Required work: Images appear in the records below; leave them out and repeat everything else exactly.
--- START ---
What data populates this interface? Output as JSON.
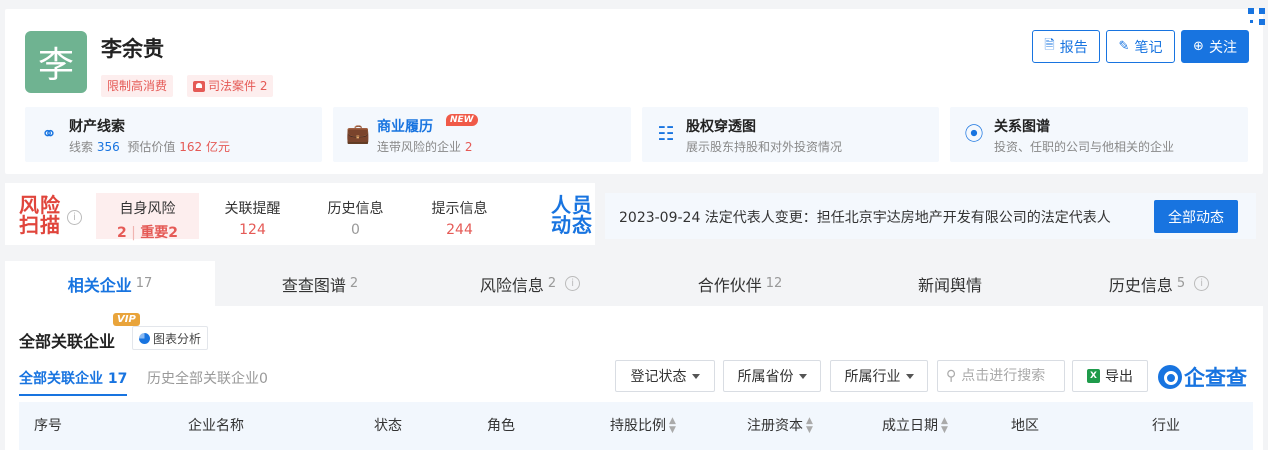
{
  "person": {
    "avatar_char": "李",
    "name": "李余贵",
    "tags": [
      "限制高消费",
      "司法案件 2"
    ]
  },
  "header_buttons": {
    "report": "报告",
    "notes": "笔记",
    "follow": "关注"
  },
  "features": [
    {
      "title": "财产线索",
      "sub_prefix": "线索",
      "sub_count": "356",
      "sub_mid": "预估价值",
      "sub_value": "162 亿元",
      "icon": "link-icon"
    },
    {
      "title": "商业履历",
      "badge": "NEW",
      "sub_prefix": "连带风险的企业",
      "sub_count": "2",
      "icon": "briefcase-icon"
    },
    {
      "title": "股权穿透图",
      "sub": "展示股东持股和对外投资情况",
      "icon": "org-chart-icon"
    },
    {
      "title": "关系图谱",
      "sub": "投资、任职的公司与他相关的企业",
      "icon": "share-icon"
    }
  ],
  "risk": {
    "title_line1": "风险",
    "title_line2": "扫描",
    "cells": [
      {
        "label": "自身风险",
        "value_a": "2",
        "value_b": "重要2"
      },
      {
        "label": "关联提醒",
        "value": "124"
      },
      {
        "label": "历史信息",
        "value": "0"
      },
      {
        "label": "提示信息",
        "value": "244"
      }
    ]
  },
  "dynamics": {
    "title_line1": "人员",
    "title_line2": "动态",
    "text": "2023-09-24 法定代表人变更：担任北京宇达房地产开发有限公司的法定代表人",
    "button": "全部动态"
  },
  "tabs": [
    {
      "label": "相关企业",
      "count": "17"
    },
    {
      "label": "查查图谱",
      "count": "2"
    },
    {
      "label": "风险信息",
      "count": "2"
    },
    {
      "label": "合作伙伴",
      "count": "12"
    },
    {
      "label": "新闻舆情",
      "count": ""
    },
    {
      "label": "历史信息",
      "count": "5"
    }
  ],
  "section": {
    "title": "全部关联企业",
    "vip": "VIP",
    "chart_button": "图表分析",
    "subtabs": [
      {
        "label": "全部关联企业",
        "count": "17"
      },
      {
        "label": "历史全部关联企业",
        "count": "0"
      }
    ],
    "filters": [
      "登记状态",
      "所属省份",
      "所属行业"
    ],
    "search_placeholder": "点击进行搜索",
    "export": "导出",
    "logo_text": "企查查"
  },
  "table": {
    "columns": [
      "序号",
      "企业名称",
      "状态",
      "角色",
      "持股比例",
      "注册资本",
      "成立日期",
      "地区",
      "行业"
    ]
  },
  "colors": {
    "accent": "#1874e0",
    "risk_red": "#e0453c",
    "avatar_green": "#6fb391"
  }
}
--- END ---
Complete output:
What data populates this interface? Output as JSON.
{
  "person": {
    "avatar_char": "李",
    "name": "李余贵",
    "tags": [
      "限制高消费",
      "司法案件 2"
    ]
  },
  "header_buttons": {
    "report": "报告",
    "notes": "笔记",
    "follow": "关注"
  },
  "features": [
    {
      "title": "财产线索",
      "sub_prefix": "线索",
      "sub_count": "356",
      "sub_mid": "预估价值",
      "sub_value": "162 亿元",
      "icon": "link-icon"
    },
    {
      "title": "商业履历",
      "badge": "NEW",
      "sub_prefix": "连带风险的企业",
      "sub_count": "2",
      "icon": "briefcase-icon"
    },
    {
      "title": "股权穿透图",
      "sub": "展示股东持股和对外投资情况",
      "icon": "org-chart-icon"
    },
    {
      "title": "关系图谱",
      "sub": "投资、任职的公司与他相关的企业",
      "icon": "share-icon"
    }
  ],
  "risk": {
    "title_line1": "风险",
    "title_line2": "扫描",
    "cells": [
      {
        "label": "自身风险",
        "value_a": "2",
        "value_b": "重要2"
      },
      {
        "label": "关联提醒",
        "value": "124"
      },
      {
        "label": "历史信息",
        "value": "0"
      },
      {
        "label": "提示信息",
        "value": "244"
      }
    ]
  },
  "dynamics": {
    "title_line1": "人员",
    "title_line2": "动态",
    "text": "2023-09-24 法定代表人变更：担任北京宇达房地产开发有限公司的法定代表人",
    "button": "全部动态"
  },
  "tabs": [
    {
      "label": "相关企业",
      "count": "17"
    },
    {
      "label": "查查图谱",
      "count": "2"
    },
    {
      "label": "风险信息",
      "count": "2"
    },
    {
      "label": "合作伙伴",
      "count": "12"
    },
    {
      "label": "新闻舆情",
      "count": ""
    },
    {
      "label": "历史信息",
      "count": "5"
    }
  ],
  "section": {
    "title": "全部关联企业",
    "vip": "VIP",
    "chart_button": "图表分析",
    "subtabs": [
      {
        "label": "全部关联企业",
        "count": "17"
      },
      {
        "label": "历史全部关联企业",
        "count": "0"
      }
    ],
    "filters": [
      "登记状态",
      "所属省份",
      "所属行业"
    ],
    "search_placeholder": "点击进行搜索",
    "export": "导出",
    "logo_text": "企查查"
  },
  "table": {
    "columns": [
      "序号",
      "企业名称",
      "状态",
      "角色",
      "持股比例",
      "注册资本",
      "成立日期",
      "地区",
      "行业"
    ]
  },
  "colors": {
    "accent": "#1874e0",
    "risk_red": "#e0453c",
    "avatar_green": "#6fb391"
  }
}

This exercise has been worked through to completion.